Problem description » Check every line below for the string "What", and copy the lines that contain it.

== Records for the exercise

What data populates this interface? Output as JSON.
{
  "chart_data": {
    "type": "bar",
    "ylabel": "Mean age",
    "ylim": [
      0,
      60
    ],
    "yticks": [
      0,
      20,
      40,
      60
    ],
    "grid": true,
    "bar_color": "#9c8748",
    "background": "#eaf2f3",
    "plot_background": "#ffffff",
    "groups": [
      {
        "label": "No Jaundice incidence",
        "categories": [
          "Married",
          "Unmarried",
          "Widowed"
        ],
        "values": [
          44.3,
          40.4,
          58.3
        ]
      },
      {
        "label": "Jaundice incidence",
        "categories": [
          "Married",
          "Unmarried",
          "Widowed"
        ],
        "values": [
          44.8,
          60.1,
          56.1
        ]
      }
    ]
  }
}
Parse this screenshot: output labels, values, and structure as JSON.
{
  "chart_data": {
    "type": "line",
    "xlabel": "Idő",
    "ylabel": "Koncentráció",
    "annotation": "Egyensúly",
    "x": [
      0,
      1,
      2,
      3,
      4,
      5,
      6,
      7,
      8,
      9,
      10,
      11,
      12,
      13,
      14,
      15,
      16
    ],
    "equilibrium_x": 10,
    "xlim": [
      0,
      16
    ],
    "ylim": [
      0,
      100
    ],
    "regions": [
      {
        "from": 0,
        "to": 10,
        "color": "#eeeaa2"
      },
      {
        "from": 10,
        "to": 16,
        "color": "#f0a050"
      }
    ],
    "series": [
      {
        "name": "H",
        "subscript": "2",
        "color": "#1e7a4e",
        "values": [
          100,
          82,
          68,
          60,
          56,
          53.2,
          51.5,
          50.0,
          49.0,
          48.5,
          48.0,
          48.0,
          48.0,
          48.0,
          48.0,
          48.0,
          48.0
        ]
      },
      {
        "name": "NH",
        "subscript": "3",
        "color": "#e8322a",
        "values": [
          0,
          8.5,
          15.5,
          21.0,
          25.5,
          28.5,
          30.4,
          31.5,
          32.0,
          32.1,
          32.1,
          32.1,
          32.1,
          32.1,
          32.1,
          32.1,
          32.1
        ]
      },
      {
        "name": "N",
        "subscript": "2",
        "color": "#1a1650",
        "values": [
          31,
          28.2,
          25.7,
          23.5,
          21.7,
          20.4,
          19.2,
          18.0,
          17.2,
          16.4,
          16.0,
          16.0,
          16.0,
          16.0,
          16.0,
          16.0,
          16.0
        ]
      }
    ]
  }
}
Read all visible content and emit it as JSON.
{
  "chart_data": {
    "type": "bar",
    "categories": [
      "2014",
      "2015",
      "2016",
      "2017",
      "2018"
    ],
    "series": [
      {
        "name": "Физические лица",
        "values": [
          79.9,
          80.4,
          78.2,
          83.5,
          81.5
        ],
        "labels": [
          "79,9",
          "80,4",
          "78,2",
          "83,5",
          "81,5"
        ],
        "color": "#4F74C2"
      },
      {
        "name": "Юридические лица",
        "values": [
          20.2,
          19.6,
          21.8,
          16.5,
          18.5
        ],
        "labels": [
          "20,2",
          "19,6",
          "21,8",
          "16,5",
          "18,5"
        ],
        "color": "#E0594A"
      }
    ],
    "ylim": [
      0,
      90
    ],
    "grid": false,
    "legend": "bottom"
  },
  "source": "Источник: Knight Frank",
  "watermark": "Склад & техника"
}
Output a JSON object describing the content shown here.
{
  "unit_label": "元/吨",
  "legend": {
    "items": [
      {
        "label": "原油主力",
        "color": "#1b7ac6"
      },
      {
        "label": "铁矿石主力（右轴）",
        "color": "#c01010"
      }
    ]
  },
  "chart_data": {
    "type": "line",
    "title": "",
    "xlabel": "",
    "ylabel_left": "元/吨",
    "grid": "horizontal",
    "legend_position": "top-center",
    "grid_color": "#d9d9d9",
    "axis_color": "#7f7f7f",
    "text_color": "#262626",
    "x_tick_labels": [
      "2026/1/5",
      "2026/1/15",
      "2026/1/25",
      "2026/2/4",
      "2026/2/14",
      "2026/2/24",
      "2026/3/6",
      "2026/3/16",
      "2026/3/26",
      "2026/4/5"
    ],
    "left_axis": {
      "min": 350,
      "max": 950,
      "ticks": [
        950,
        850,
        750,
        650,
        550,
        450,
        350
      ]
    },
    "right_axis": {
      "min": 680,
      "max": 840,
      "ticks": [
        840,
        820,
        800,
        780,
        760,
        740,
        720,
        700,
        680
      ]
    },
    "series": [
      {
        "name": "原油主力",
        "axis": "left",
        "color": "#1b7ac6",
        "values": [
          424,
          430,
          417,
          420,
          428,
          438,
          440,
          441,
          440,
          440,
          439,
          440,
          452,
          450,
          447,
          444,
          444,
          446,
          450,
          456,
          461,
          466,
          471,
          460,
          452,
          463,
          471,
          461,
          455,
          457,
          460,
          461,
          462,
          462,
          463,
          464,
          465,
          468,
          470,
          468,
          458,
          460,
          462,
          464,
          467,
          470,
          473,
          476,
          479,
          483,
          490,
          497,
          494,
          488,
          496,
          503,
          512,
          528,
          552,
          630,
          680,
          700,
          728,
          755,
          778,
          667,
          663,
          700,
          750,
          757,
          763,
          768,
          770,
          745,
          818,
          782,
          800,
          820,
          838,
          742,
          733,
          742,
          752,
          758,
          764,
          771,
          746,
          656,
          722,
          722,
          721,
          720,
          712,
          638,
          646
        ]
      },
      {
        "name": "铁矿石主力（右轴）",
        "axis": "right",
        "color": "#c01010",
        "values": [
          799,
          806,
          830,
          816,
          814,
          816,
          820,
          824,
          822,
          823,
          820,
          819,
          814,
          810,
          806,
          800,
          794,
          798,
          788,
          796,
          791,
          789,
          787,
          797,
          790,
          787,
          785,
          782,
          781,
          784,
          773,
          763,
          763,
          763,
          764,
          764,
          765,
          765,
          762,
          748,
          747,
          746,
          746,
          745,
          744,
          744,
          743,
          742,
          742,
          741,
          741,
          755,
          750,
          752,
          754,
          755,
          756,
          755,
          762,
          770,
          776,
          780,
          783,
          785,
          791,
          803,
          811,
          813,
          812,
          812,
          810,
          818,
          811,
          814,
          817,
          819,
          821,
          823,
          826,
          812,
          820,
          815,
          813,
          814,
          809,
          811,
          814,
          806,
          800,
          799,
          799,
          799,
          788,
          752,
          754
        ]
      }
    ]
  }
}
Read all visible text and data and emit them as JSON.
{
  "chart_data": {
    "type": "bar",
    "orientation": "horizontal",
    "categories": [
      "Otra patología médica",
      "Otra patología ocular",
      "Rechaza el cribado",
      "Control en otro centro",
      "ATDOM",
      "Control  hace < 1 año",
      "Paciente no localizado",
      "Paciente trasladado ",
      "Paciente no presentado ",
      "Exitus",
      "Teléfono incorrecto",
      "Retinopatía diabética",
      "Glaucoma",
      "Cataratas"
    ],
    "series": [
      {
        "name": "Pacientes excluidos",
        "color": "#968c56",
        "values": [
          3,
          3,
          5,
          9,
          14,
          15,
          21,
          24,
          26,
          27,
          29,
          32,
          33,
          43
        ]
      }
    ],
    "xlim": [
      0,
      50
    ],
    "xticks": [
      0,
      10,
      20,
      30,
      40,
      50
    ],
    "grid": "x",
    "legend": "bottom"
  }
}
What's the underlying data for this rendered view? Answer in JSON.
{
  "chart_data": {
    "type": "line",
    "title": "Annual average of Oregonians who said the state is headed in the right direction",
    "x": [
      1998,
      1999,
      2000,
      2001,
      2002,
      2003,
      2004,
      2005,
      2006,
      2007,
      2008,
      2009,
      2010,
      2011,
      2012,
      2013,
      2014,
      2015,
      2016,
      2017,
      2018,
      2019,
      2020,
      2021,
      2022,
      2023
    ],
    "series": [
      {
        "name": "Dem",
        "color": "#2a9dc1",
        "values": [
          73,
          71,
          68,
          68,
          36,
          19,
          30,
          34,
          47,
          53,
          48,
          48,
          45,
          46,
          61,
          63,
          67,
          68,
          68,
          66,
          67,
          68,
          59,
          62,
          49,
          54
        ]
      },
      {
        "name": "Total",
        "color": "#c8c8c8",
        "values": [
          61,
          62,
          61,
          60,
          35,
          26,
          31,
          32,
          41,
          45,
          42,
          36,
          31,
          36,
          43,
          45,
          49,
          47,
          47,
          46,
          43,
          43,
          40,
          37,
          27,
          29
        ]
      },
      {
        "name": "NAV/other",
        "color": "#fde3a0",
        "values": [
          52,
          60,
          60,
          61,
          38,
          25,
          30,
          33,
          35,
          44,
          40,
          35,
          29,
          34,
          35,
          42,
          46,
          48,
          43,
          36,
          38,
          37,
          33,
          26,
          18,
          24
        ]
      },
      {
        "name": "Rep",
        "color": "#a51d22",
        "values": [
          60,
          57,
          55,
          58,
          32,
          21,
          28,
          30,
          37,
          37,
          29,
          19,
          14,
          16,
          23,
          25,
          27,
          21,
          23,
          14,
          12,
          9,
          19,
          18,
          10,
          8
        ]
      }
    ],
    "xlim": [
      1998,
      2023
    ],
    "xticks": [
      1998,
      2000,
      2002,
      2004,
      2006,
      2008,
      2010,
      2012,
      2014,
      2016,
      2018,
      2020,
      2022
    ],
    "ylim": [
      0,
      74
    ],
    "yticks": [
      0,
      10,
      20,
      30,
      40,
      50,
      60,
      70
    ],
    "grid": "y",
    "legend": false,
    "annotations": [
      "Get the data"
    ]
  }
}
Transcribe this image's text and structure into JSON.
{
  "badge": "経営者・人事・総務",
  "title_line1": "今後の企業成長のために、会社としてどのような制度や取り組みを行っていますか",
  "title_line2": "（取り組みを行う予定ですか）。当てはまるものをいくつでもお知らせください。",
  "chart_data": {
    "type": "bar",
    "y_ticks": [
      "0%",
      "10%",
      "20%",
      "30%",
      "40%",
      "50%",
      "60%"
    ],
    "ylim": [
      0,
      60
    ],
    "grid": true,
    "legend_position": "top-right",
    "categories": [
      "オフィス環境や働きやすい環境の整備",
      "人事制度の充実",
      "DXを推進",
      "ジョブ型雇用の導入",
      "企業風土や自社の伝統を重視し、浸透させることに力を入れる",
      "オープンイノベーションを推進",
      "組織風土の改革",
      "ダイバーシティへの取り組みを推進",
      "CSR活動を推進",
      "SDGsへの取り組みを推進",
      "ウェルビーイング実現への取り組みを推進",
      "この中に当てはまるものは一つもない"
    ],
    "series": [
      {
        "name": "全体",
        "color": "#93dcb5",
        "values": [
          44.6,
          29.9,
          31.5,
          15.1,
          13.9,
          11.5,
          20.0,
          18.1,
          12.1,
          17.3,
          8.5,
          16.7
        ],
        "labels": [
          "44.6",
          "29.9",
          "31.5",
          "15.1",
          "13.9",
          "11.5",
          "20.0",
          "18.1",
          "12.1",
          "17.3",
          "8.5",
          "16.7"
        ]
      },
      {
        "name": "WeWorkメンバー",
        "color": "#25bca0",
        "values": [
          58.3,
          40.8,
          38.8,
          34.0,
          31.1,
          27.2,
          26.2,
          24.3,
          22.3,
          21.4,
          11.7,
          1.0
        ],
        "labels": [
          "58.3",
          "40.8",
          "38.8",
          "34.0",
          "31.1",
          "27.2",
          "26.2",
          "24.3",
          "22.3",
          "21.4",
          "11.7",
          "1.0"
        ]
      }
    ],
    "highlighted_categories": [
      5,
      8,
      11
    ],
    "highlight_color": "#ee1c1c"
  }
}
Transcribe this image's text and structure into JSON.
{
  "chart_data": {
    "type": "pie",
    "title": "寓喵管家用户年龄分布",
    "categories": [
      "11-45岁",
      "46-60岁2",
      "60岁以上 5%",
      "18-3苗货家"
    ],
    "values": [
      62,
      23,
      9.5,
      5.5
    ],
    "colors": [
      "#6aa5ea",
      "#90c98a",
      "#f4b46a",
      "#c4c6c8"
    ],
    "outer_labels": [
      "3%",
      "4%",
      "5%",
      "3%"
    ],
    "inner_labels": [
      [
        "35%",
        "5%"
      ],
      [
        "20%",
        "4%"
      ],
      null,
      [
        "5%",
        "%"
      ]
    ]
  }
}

====

Solution to this problem »
What data populates this interface? Output as JSON.
What's the underlying data for this rendered view? Answer in JSON.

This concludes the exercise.